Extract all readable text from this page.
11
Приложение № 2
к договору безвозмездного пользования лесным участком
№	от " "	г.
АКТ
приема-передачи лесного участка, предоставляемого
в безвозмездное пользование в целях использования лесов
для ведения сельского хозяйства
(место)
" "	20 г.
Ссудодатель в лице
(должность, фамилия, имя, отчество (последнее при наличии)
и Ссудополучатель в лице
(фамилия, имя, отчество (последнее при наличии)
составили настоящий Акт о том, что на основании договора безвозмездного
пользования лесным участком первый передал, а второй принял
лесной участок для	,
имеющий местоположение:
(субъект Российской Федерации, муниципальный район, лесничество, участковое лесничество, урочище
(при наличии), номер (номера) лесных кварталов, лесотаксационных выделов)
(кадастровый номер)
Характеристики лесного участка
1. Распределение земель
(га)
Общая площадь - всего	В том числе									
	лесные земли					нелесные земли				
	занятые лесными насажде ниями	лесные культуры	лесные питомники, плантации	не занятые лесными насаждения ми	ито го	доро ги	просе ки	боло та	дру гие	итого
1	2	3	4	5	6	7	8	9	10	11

———

AIM: Word for word, restate all of the data shown above.

EXPECTED ANSWER:
Extract all readable text from this page.
11
Приложение № 2
к договору безвозмездного пользования лесным участком
№	от " "	г.
АКТ
приема-передачи лесного участка, предоставляемого
в безвозмездное пользование в целях использования лесов
для ведения сельского хозяйства
(место)
" "	20 г.
Ссудодатель в лице
(должность, фамилия, имя, отчество (последнее при наличии)
и Ссудополучатель в лице
(фамилия, имя, отчество (последнее при наличии)
составили настоящий Акт о том, что на основании договора безвозмездного
пользования лесным участком первый передал, а второй принял
лесной участок для	,
имеющий местоположение:
(субъект Российской Федерации, муниципальный район, лесничество, участковое лесничество, урочище
(при наличии), номер (номера) лесных кварталов, лесотаксационных выделов)
(кадастровый номер)
Характеристики лесного участка
1. Распределение земель
(га)
Общая площадь - всего	В том числе									
	лесные земли					нелесные земли				
	занятые лесными насажде ниями	лесные культуры	лесные питомники, плантации	не занятые лесными насаждения ми	ито го	доро ги	просе ки	боло та	дру гие	итого
1	2	3	4	5	6	7	8	9	10	11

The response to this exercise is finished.